***** MATERIAL PROVIDED *****
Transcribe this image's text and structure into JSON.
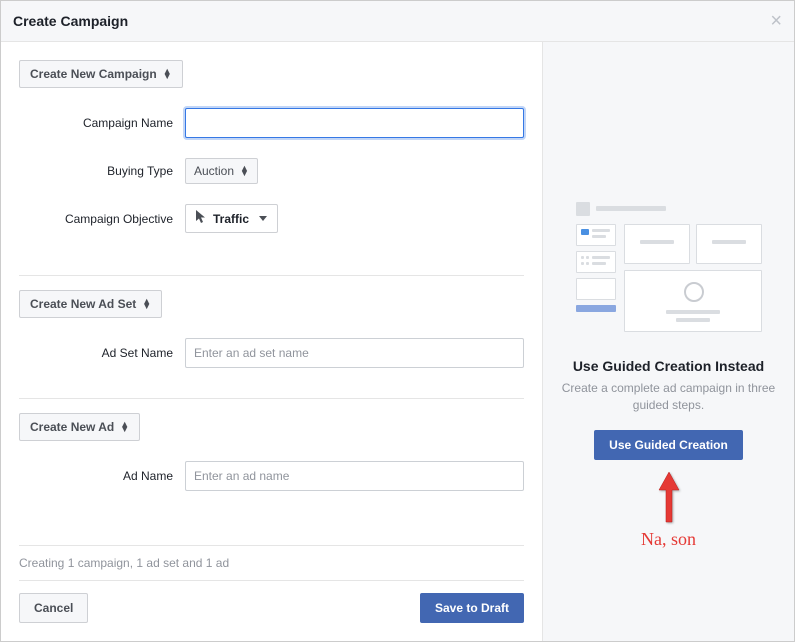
{
  "header": {
    "title": "Create Campaign"
  },
  "campaign": {
    "dropdown_label": "Create New Campaign",
    "name_label": "Campaign Name",
    "name_value": "",
    "buying_label": "Buying Type",
    "buying_value": "Auction",
    "objective_label": "Campaign Objective",
    "objective_value": "Traffic"
  },
  "adset": {
    "dropdown_label": "Create New Ad Set",
    "name_label": "Ad Set Name",
    "name_placeholder": "Enter an ad set name",
    "name_value": ""
  },
  "ad": {
    "dropdown_label": "Create New Ad",
    "name_label": "Ad Name",
    "name_placeholder": "Enter an ad name",
    "name_value": ""
  },
  "footer": {
    "info": "Creating 1 campaign, 1 ad set and 1 ad",
    "cancel": "Cancel",
    "save": "Save to Draft"
  },
  "side": {
    "title": "Use Guided Creation Instead",
    "desc": "Create a complete ad campaign in three guided steps.",
    "button": "Use Guided Creation"
  },
  "annotation": {
    "text": "Na, son"
  }
}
*****
GOAL: Reproduce all of the data exactly; the pictures do not belong in the copy.

SOLVED EXERCISE:
Transcribe this image's text and structure into JSON.
{
  "header": {
    "title": "Create Campaign"
  },
  "campaign": {
    "dropdown_label": "Create New Campaign",
    "name_label": "Campaign Name",
    "name_value": "",
    "buying_label": "Buying Type",
    "buying_value": "Auction",
    "objective_label": "Campaign Objective",
    "objective_value": "Traffic"
  },
  "adset": {
    "dropdown_label": "Create New Ad Set",
    "name_label": "Ad Set Name",
    "name_placeholder": "Enter an ad set name",
    "name_value": ""
  },
  "ad": {
    "dropdown_label": "Create New Ad",
    "name_label": "Ad Name",
    "name_placeholder": "Enter an ad name",
    "name_value": ""
  },
  "footer": {
    "info": "Creating 1 campaign, 1 ad set and 1 ad",
    "cancel": "Cancel",
    "save": "Save to Draft"
  },
  "side": {
    "title": "Use Guided Creation Instead",
    "desc": "Create a complete ad campaign in three guided steps.",
    "button": "Use Guided Creation"
  },
  "annotation": {
    "text": "Na, son"
  }
}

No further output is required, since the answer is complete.